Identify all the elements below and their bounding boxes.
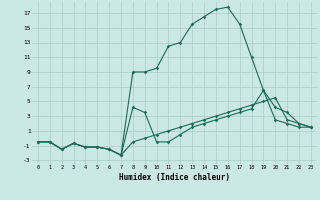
X-axis label: Humidex (Indice chaleur): Humidex (Indice chaleur) — [119, 173, 230, 182]
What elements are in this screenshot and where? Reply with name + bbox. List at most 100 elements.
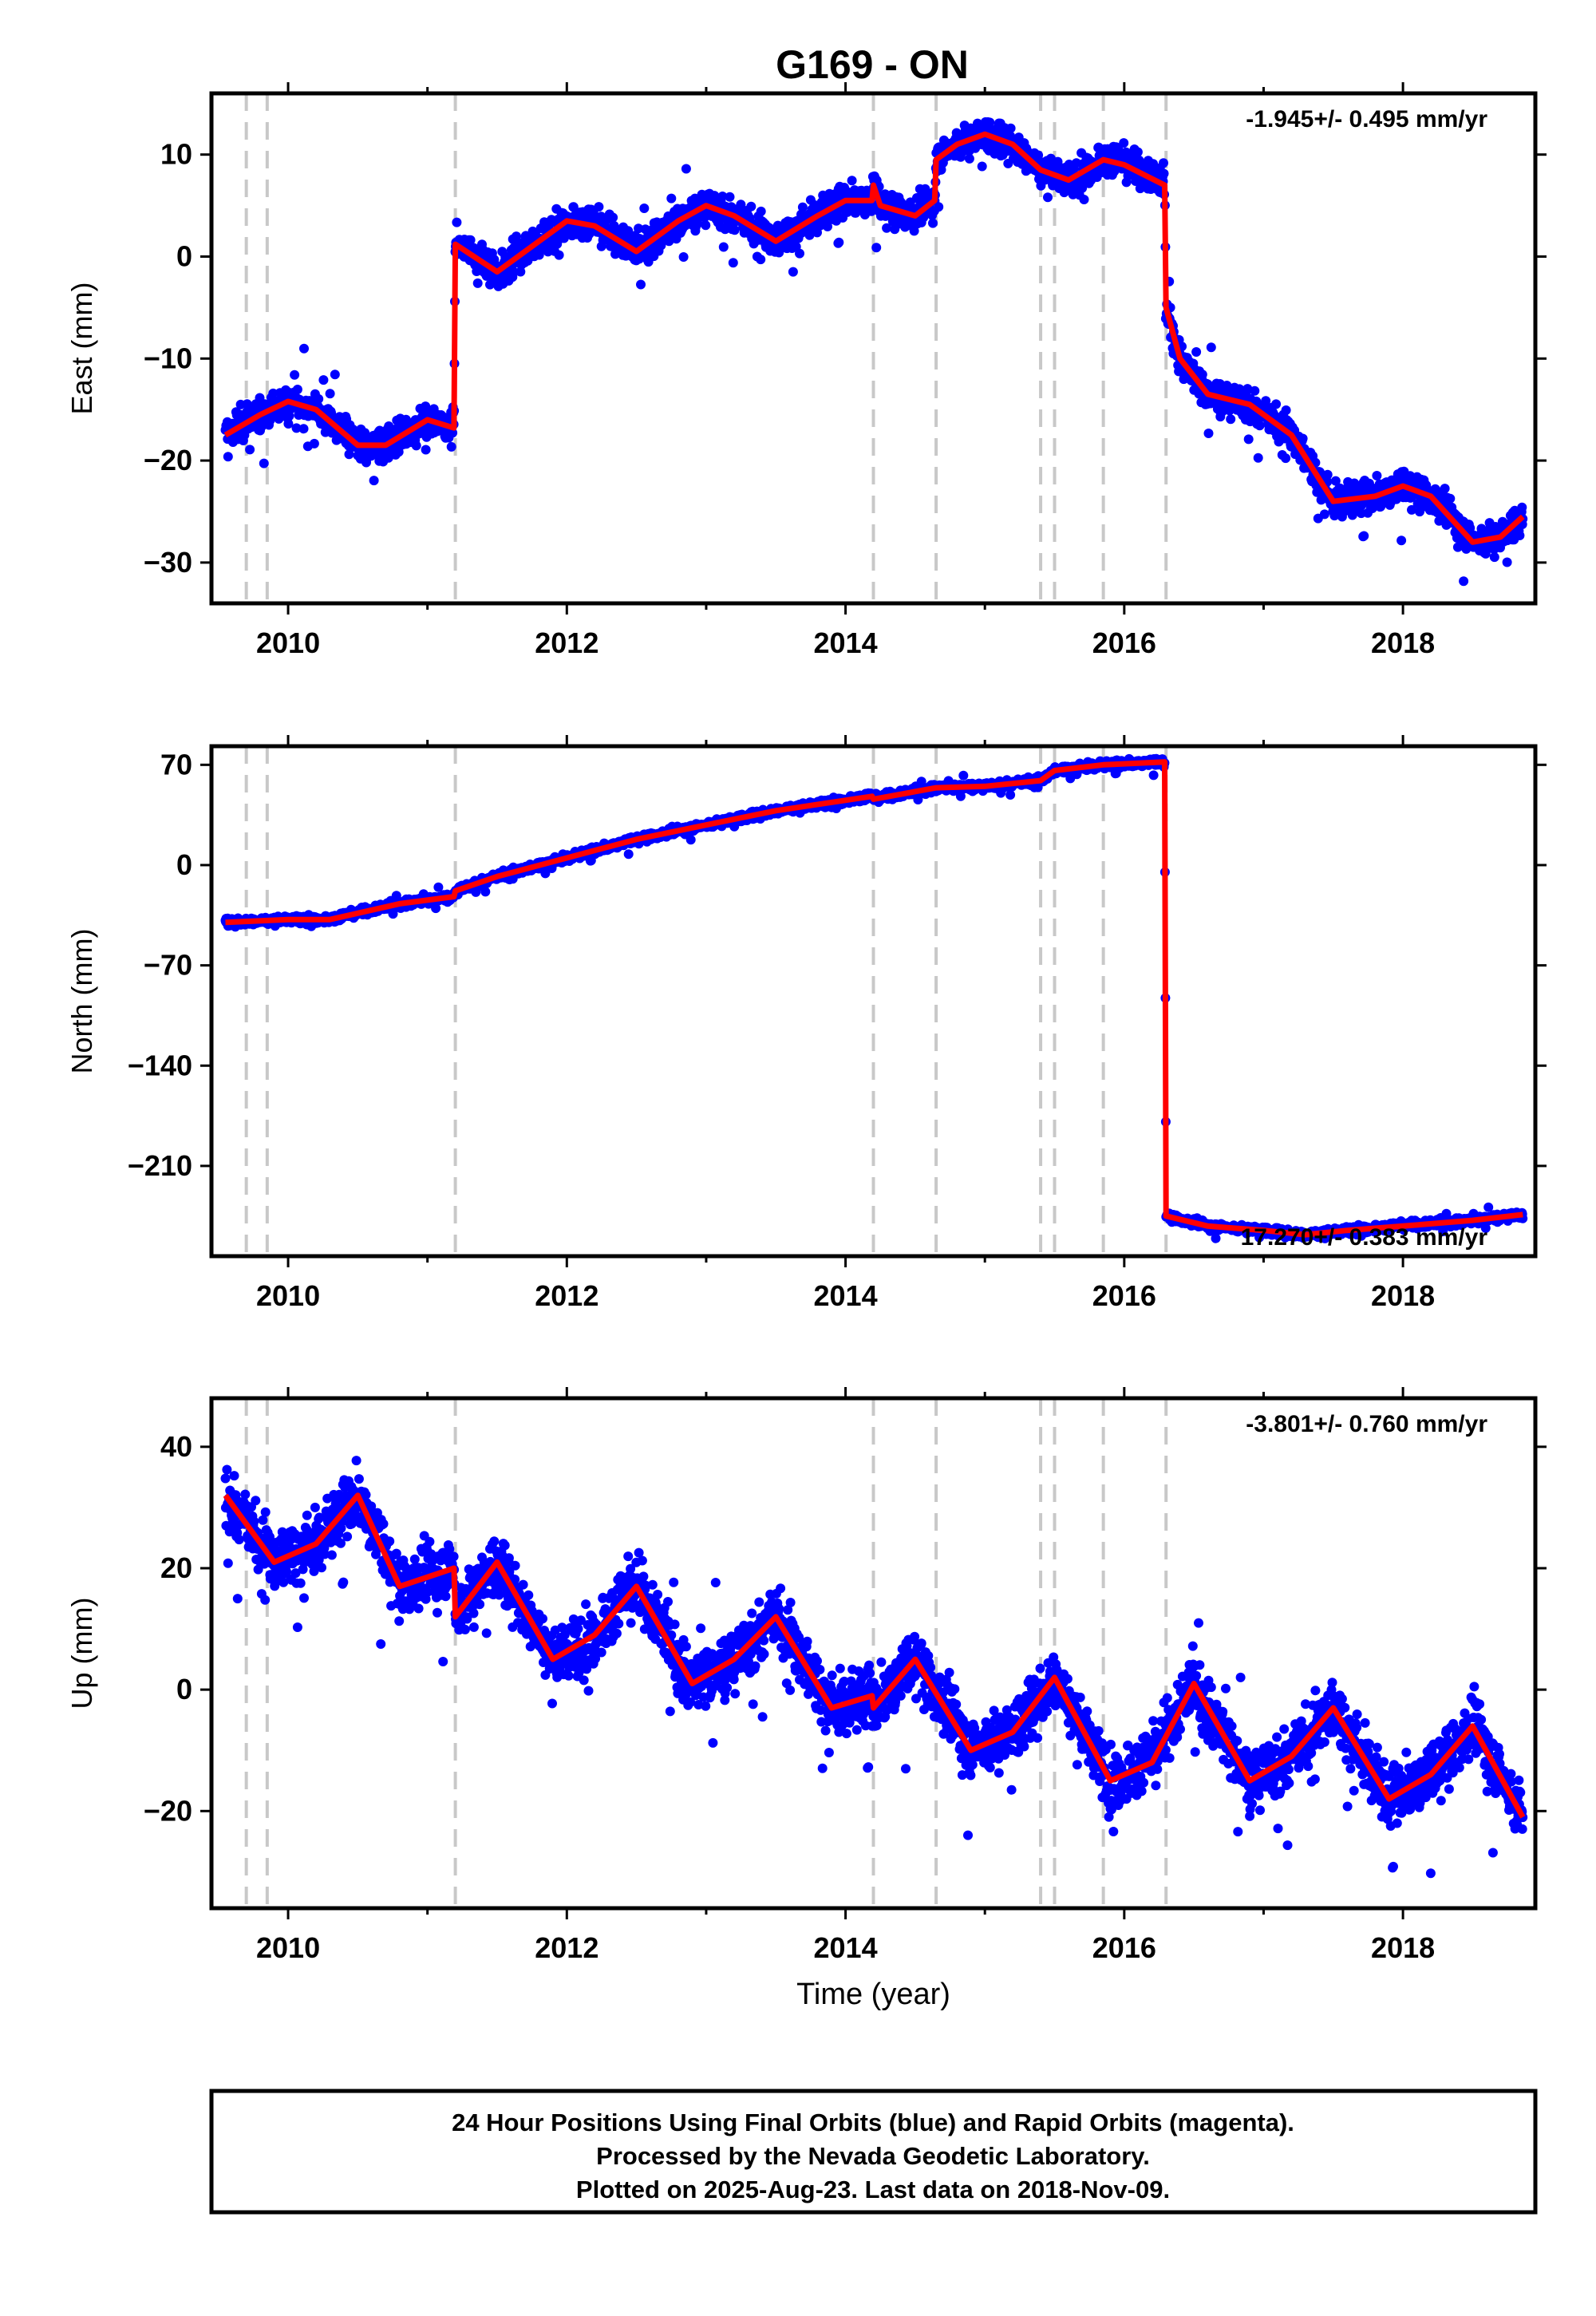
data-point: [1322, 469, 1333, 480]
data-point: [594, 202, 604, 212]
data-point: [847, 176, 857, 186]
data-point: [1281, 405, 1291, 415]
data-point: [608, 212, 618, 223]
data-point: [1335, 483, 1345, 493]
data-point: [834, 237, 844, 247]
data-point: [299, 343, 309, 354]
data-point: [547, 215, 557, 225]
data-point: [1253, 453, 1263, 463]
data-point: [795, 248, 804, 259]
data-point: [1226, 414, 1236, 425]
y-axis-label: East (mm): [65, 283, 98, 415]
data-point: [1242, 384, 1253, 394]
data-point: [977, 161, 987, 172]
data-point: [1281, 453, 1291, 464]
data-point: [636, 279, 646, 290]
x-tick-label: 2012: [535, 626, 598, 659]
data-point: [1203, 429, 1214, 438]
data-point: [1445, 493, 1456, 504]
chart-title: G169 - ON: [776, 42, 969, 87]
data-point: [882, 223, 892, 233]
data-point: [823, 221, 832, 231]
data-point: [681, 164, 691, 174]
data-point: [656, 240, 666, 251]
data-points: [220, 753, 1528, 1243]
data-point: [958, 770, 969, 781]
x-tick-label: 2018: [1371, 626, 1435, 659]
data-point: [728, 258, 738, 268]
data-point: [433, 882, 444, 892]
data-point: [1489, 552, 1499, 563]
fit-line: [223, 131, 1525, 545]
data-point: [1359, 531, 1369, 541]
y-tick-label: −30: [144, 546, 192, 579]
data-point: [1459, 576, 1469, 587]
north-panel: 2010 2012 2014 2016 2018700−70−140−210North …: [65, 735, 1547, 1312]
data-point: [693, 219, 703, 229]
data-point: [746, 201, 757, 211]
data-point: [1159, 168, 1169, 179]
data-point: [1191, 347, 1202, 357]
data-point: [685, 835, 696, 845]
data-point: [472, 278, 483, 288]
data-point: [623, 226, 634, 236]
data-point: [1515, 531, 1525, 540]
data-point: [480, 887, 491, 897]
data-point: [871, 243, 882, 253]
data-point: [325, 389, 335, 399]
data-point: [678, 252, 689, 262]
data-point: [1005, 123, 1016, 133]
data-point: [1407, 504, 1416, 515]
data-point: [725, 192, 735, 202]
data-point: [934, 202, 944, 212]
data-point: [1119, 138, 1129, 148]
data-point: [245, 445, 255, 455]
data-point: [344, 449, 354, 460]
data-point: [1298, 433, 1308, 444]
data-point: [330, 370, 340, 380]
data-point: [369, 476, 379, 486]
data-point: [1440, 484, 1450, 494]
data-point: [292, 385, 302, 394]
data-point: [964, 153, 974, 164]
data-point: [815, 220, 825, 231]
data-point: [284, 411, 294, 421]
data-point: [290, 370, 300, 380]
data-point: [431, 903, 441, 914]
data-point: [1271, 399, 1282, 409]
data-point: [314, 393, 324, 404]
data-point: [268, 388, 279, 398]
data-point: [729, 225, 740, 235]
data-point: [756, 206, 766, 216]
data-point: [1243, 434, 1254, 445]
data-point: [634, 223, 644, 234]
data-point: [1254, 421, 1265, 431]
data-point: [1206, 342, 1216, 353]
data-point: [1132, 147, 1143, 157]
data-point: [756, 255, 766, 265]
y-tick-label: 10: [160, 138, 192, 171]
data-point: [259, 458, 269, 468]
data-point: [717, 192, 728, 201]
data-point: [985, 117, 995, 128]
data-point: [283, 419, 294, 429]
data-point: [797, 202, 808, 212]
data-point: [309, 438, 319, 449]
data-point: [452, 217, 462, 227]
x-tick-label: 2016: [1092, 626, 1156, 659]
data-point: [1079, 195, 1089, 204]
data-point: [1159, 158, 1168, 168]
data-point: [554, 250, 564, 260]
data-point: [623, 849, 634, 860]
rate-annotation: -1.945+/- 0.495 mm/yr: [1246, 106, 1487, 132]
data-point: [1250, 385, 1260, 396]
data-point: [568, 202, 579, 212]
data-point: [223, 452, 233, 462]
data-point: [718, 242, 729, 252]
data-point: [1517, 502, 1527, 512]
data-point: [411, 441, 421, 451]
data-point: [909, 226, 919, 236]
x-tick-label: 2010: [256, 626, 320, 659]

┄┄┄┄┄┄┄┄┄┄┄┄┄┄┄┄┄┄┄┄

What you should do =
Put every line of the material above into a Markdown table with the columns "No." and "Entry", numbering each row. Skip blank lines and leave out the pictures.

Written response =
| No. | Entry |
|---|---|
| 1 | Identify all the elements below and their bounding boxes. |
| 2 | X-axis label: Humidex (Indice chaleur): Humidex (Indice chaleur) — [119, 173, 230, 182] |
| 3 | What elements are in this screenshot and where? Reply with name + bbox. List at most 100 elements. |
| 4 | data-point: [1322, 469, 1333, 480] |
| 5 | data-point: [594, 202, 604, 212] |
| 6 | data-point: [847, 176, 857, 186] |
| 7 | data-point: [1281, 405, 1291, 415] |
| 8 | data-point: [608, 212, 618, 223] |
| 9 | data-point: [1335, 483, 1345, 493] |
| 10 | data-point: [834, 237, 844, 247] |
| 11 | data-point: [299, 343, 309, 354] |
| 12 | data-point: [547, 215, 557, 225] |
| 13 | data-point: [1253, 453, 1263, 463] |
| 14 | data-point: [795, 248, 804, 259] |
| 15 | data-point: [1226, 414, 1236, 425] |
| 16 | y-axis-label: East (mm): [65, 283, 98, 415] |
| 17 | data-point: [1242, 384, 1253, 394] |
| 18 | data-point: [977, 161, 987, 172] |
| 19 | data-point: [1281, 453, 1291, 464] |
| 20 | data-point: [636, 279, 646, 290] |
| 21 | x-tick-label: 2012: [535, 626, 598, 659] |
| 22 | data-point: [1203, 429, 1214, 438] |
| 23 | data-point: [1445, 493, 1456, 504] |
| 24 | chart-title: G169 - ON: [776, 42, 969, 87] |
| 25 | data-point: [882, 223, 892, 233] |
| 26 | data-point: [823, 221, 832, 231] |
| 27 | data-point: [681, 164, 691, 174] |
| 28 | data-point: [656, 240, 666, 251] |
| 29 | data-points: [220, 753, 1528, 1243] |
| 30 | data-point: [958, 770, 969, 781] |
| 31 | x-tick-label: 2018: [1371, 626, 1435, 659] |
| 32 | data-point: [728, 258, 738, 268] |
| 33 | data-point: [433, 882, 444, 892] |
| 34 | data-point: [1489, 552, 1499, 563] |
| 35 | fit-line: [223, 131, 1525, 545] |
| 36 | data-point: [1359, 531, 1369, 541] |
| 37 | y-tick-label: −30: [144, 546, 192, 579] |
| 38 | data-point: [1459, 576, 1469, 587] |
| 39 | north-panel: 2010 2012 2014 2016 2018700−70−140−210North …: [65, 735, 1547, 1312] |
| 40 | data-point: [693, 219, 703, 229] |
| 41 | data-point: [746, 201, 757, 211] |
| 42 | data-point: [1159, 168, 1169, 179] |
| 43 | data-point: [1191, 347, 1202, 357] |
| 44 | data-point: [685, 835, 696, 845] |
| 45 | data-point: [472, 278, 483, 288] |
| 46 | data-point: [623, 226, 634, 236] |
| 47 | data-point: [1515, 531, 1525, 540] |
| 48 | data-point: [480, 887, 491, 897] |
| 49 | data-point: [871, 243, 882, 253] |
| 50 | data-point: [325, 389, 335, 399] |
| 51 | data-point: [678, 252, 689, 262] |
| 52 | data-point: [1005, 123, 1016, 133] |
| 53 | data-point: [1407, 504, 1416, 515] |
| 54 | data-point: [725, 192, 735, 202] |
| 55 | data-point: [934, 202, 944, 212] |
| 56 | data-point: [1119, 138, 1129, 148] |
| 57 | data-point: [245, 445, 255, 455] |
| 58 | data-point: [344, 449, 354, 460] |
| 59 | data-point: [1298, 433, 1308, 444] |
| 60 | data-point: [330, 370, 340, 380] |
| 61 | data-point: [369, 476, 379, 486] |
| 62 | data-point: [1440, 484, 1450, 494] |
| 63 | data-point: [292, 385, 302, 394] |
| 64 | data-point: [964, 153, 974, 164] |
| 65 | data-point: [815, 220, 825, 231] |
| 66 | data-point: [284, 411, 294, 421] |
| 67 | data-point: [290, 370, 300, 380] |
| 68 | data-point: [431, 903, 441, 914] |
| 69 | data-point: [1271, 399, 1282, 409] |
| 70 | data-point: [314, 393, 324, 404] |
| 71 | data-point: [268, 388, 279, 398] |
| 72 | data-point: [729, 225, 740, 235] |
| 73 | data-point: [756, 206, 766, 216] |
| 74 | data-point: [1243, 434, 1254, 445] |
| 75 | data-point: [634, 223, 644, 234] |
| 76 | data-point: [1254, 421, 1265, 431] |
| 77 | data-point: [1206, 342, 1216, 353] |
| 78 | data-point: [1132, 147, 1143, 157] |
| 79 | data-point: [756, 255, 766, 265] |
| 80 | y-tick-label: 10: [160, 138, 192, 171] |
| 81 | data-point: [259, 458, 269, 468] |
| 82 | data-point: [717, 192, 728, 201] |
| 83 | data-point: [985, 117, 995, 128] |
| 84 | data-point: [283, 419, 294, 429] |
| 85 | data-point: [797, 202, 808, 212] |
| 86 | data-point: [309, 438, 319, 449] |
| 87 | data-point: [452, 217, 462, 227] |
| 88 | x-tick-label: 2016: [1092, 626, 1156, 659] |
| 89 | data-point: [1079, 195, 1089, 204] |
| 90 | data-point: [1159, 158, 1168, 168] |
| 91 | data-point: [554, 250, 564, 260] |
| 92 | data-point: [623, 849, 634, 860] |
| 93 | rate-annotation: -1.945+/- 0.495 mm/yr: [1246, 106, 1487, 132] |
| 94 | data-point: [1250, 385, 1260, 396] |
| 95 | data-point: [568, 202, 579, 212] |
| 96 | data-point: [223, 452, 233, 462] |
| 97 | data-point: [718, 242, 729, 252] |
| 98 | data-point: [1517, 502, 1527, 512] |
| 99 | data-point: [411, 441, 421, 451] |
| 100 | data-point: [909, 226, 919, 236] |
| 101 | x-tick-label: 2010: [256, 626, 320, 659] |